Write every record out again exactly as given.

> [INFORMATION PROVIDED]
==============================
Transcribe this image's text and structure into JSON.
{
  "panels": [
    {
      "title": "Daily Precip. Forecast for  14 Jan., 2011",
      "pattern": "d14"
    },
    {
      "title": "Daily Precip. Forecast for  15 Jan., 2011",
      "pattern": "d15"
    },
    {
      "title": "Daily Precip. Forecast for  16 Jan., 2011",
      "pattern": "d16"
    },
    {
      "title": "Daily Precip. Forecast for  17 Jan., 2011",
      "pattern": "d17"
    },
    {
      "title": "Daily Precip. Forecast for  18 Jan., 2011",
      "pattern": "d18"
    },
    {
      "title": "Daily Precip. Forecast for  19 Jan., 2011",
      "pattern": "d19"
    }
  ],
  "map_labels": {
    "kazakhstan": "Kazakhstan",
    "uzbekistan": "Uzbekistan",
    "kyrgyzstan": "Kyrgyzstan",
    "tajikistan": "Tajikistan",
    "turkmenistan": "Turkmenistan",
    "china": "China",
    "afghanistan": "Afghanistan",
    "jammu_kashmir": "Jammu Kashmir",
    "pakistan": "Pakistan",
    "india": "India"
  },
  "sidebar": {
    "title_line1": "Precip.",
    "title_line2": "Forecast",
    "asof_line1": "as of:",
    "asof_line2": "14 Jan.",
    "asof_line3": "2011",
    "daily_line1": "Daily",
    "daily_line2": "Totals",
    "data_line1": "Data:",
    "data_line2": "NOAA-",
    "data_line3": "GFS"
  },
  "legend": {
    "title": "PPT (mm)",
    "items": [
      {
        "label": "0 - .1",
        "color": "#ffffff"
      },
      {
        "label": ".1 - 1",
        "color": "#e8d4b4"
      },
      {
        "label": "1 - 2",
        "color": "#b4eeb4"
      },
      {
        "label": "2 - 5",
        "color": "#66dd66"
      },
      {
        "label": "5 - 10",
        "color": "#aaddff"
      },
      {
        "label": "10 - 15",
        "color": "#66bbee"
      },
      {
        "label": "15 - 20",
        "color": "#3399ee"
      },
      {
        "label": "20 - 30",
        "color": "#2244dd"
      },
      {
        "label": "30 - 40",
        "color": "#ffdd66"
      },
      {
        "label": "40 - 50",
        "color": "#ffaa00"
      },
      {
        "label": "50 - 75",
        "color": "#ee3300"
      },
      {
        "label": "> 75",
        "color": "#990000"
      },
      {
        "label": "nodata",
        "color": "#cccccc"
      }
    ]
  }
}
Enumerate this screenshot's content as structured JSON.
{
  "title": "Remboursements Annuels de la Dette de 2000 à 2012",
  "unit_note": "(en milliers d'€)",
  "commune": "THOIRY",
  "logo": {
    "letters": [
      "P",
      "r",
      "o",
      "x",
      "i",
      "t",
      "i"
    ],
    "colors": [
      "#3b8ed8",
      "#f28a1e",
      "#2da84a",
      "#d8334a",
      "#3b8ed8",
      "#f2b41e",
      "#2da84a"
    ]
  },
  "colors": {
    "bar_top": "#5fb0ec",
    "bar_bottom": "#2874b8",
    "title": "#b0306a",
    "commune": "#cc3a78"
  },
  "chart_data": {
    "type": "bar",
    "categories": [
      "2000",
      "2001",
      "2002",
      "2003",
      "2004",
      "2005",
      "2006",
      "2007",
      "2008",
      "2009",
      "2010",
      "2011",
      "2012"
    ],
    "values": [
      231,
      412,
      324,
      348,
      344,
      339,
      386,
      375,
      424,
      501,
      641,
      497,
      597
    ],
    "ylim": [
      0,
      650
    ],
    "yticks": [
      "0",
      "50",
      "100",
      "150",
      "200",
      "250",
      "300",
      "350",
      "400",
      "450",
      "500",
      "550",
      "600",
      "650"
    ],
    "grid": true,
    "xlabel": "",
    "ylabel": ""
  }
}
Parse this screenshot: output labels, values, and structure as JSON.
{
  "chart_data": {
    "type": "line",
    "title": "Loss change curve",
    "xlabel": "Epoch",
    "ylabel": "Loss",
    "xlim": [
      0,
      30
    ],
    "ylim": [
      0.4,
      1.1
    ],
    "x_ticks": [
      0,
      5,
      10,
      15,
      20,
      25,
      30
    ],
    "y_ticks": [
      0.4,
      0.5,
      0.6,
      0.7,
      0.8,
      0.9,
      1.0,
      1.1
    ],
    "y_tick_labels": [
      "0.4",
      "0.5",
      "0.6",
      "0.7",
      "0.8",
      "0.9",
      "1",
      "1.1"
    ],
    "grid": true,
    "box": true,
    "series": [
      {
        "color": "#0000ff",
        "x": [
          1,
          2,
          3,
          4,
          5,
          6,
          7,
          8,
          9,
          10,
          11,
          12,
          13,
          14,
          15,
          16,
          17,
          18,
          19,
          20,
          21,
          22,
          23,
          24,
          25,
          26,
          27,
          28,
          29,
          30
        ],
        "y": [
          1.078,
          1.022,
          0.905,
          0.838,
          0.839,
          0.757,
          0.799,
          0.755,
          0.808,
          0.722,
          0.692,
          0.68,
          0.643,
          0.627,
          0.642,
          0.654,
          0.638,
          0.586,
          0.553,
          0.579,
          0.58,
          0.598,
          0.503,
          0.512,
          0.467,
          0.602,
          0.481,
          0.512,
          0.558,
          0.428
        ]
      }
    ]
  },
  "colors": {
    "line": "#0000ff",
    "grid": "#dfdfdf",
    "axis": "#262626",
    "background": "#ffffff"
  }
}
==============================
> [EXERCISE ANSWER]
Transcribe this image's text and structure into JSON.
{
  "panels": [
    {
      "title": "Daily Precip. Forecast for  14 Jan., 2011",
      "pattern": "d14"
    },
    {
      "title": "Daily Precip. Forecast for  15 Jan., 2011",
      "pattern": "d15"
    },
    {
      "title": "Daily Precip. Forecast for  16 Jan., 2011",
      "pattern": "d16"
    },
    {
      "title": "Daily Precip. Forecast for  17 Jan., 2011",
      "pattern": "d17"
    },
    {
      "title": "Daily Precip. Forecast for  18 Jan., 2011",
      "pattern": "d18"
    },
    {
      "title": "Daily Precip. Forecast for  19 Jan., 2011",
      "pattern": "d19"
    }
  ],
  "map_labels": {
    "kazakhstan": "Kazakhstan",
    "uzbekistan": "Uzbekistan",
    "kyrgyzstan": "Kyrgyzstan",
    "tajikistan": "Tajikistan",
    "turkmenistan": "Turkmenistan",
    "china": "China",
    "afghanistan": "Afghanistan",
    "jammu_kashmir": "Jammu Kashmir",
    "pakistan": "Pakistan",
    "india": "India"
  },
  "sidebar": {
    "title_line1": "Precip.",
    "title_line2": "Forecast",
    "asof_line1": "as of:",
    "asof_line2": "14 Jan.",
    "asof_line3": "2011",
    "daily_line1": "Daily",
    "daily_line2": "Totals",
    "data_line1": "Data:",
    "data_line2": "NOAA-",
    "data_line3": "GFS"
  },
  "legend": {
    "title": "PPT (mm)",
    "items": [
      {
        "label": "0 - .1",
        "color": "#ffffff"
      },
      {
        "label": ".1 - 1",
        "color": "#e8d4b4"
      },
      {
        "label": "1 - 2",
        "color": "#b4eeb4"
      },
      {
        "label": "2 - 5",
        "color": "#66dd66"
      },
      {
        "label": "5 - 10",
        "color": "#aaddff"
      },
      {
        "label": "10 - 15",
        "color": "#66bbee"
      },
      {
        "label": "15 - 20",
        "color": "#3399ee"
      },
      {
        "label": "20 - 30",
        "color": "#2244dd"
      },
      {
        "label": "30 - 40",
        "color": "#ffdd66"
      },
      {
        "label": "40 - 50",
        "color": "#ffaa00"
      },
      {
        "label": "50 - 75",
        "color": "#ee3300"
      },
      {
        "label": "> 75",
        "color": "#990000"
      },
      {
        "label": "nodata",
        "color": "#cccccc"
      }
    ]
  }
}
Enumerate this screenshot's content as structured JSON.
{
  "title": "Remboursements Annuels de la Dette de 2000 à 2012",
  "unit_note": "(en milliers d'€)",
  "commune": "THOIRY",
  "logo": {
    "letters": [
      "P",
      "r",
      "o",
      "x",
      "i",
      "t",
      "i"
    ],
    "colors": [
      "#3b8ed8",
      "#f28a1e",
      "#2da84a",
      "#d8334a",
      "#3b8ed8",
      "#f2b41e",
      "#2da84a"
    ]
  },
  "colors": {
    "bar_top": "#5fb0ec",
    "bar_bottom": "#2874b8",
    "title": "#b0306a",
    "commune": "#cc3a78"
  },
  "chart_data": {
    "type": "bar",
    "categories": [
      "2000",
      "2001",
      "2002",
      "2003",
      "2004",
      "2005",
      "2006",
      "2007",
      "2008",
      "2009",
      "2010",
      "2011",
      "2012"
    ],
    "values": [
      231,
      412,
      324,
      348,
      344,
      339,
      386,
      375,
      424,
      501,
      641,
      497,
      597
    ],
    "ylim": [
      0,
      650
    ],
    "yticks": [
      "0",
      "50",
      "100",
      "150",
      "200",
      "250",
      "300",
      "350",
      "400",
      "450",
      "500",
      "550",
      "600",
      "650"
    ],
    "grid": true,
    "xlabel": "",
    "ylabel": ""
  }
}
Parse this screenshot: output labels, values, and structure as JSON.
{
  "chart_data": {
    "type": "line",
    "title": "Loss change curve",
    "xlabel": "Epoch",
    "ylabel": "Loss",
    "xlim": [
      0,
      30
    ],
    "ylim": [
      0.4,
      1.1
    ],
    "x_ticks": [
      0,
      5,
      10,
      15,
      20,
      25,
      30
    ],
    "y_ticks": [
      0.4,
      0.5,
      0.6,
      0.7,
      0.8,
      0.9,
      1.0,
      1.1
    ],
    "y_tick_labels": [
      "0.4",
      "0.5",
      "0.6",
      "0.7",
      "0.8",
      "0.9",
      "1",
      "1.1"
    ],
    "grid": true,
    "box": true,
    "series": [
      {
        "color": "#0000ff",
        "x": [
          1,
          2,
          3,
          4,
          5,
          6,
          7,
          8,
          9,
          10,
          11,
          12,
          13,
          14,
          15,
          16,
          17,
          18,
          19,
          20,
          21,
          22,
          23,
          24,
          25,
          26,
          27,
          28,
          29,
          30
        ],
        "y": [
          1.078,
          1.022,
          0.905,
          0.838,
          0.839,
          0.757,
          0.799,
          0.755,
          0.808,
          0.722,
          0.692,
          0.68,
          0.643,
          0.627,
          0.642,
          0.654,
          0.638,
          0.586,
          0.553,
          0.579,
          0.58,
          0.598,
          0.503,
          0.512,
          0.467,
          0.602,
          0.481,
          0.512,
          0.558,
          0.428
        ]
      }
    ]
  },
  "colors": {
    "line": "#0000ff",
    "grid": "#dfdfdf",
    "axis": "#262626",
    "background": "#ffffff"
  }
}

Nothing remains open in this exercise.